Below are the records; pull every line that includes "OTHER".

---------- Extracted records ----------

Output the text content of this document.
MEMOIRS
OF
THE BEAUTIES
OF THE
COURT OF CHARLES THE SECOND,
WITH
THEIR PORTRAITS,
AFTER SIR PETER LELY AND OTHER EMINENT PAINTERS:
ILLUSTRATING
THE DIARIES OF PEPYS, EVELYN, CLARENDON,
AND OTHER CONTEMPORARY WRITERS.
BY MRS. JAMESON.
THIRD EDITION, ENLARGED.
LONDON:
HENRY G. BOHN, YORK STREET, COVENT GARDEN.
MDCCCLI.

----------

▸ **Exercise output**:
AFTER SIR PETER LELY AND OTHER EMINENT PAINTERS:
AND OTHER CONTEMPORARY WRITERS.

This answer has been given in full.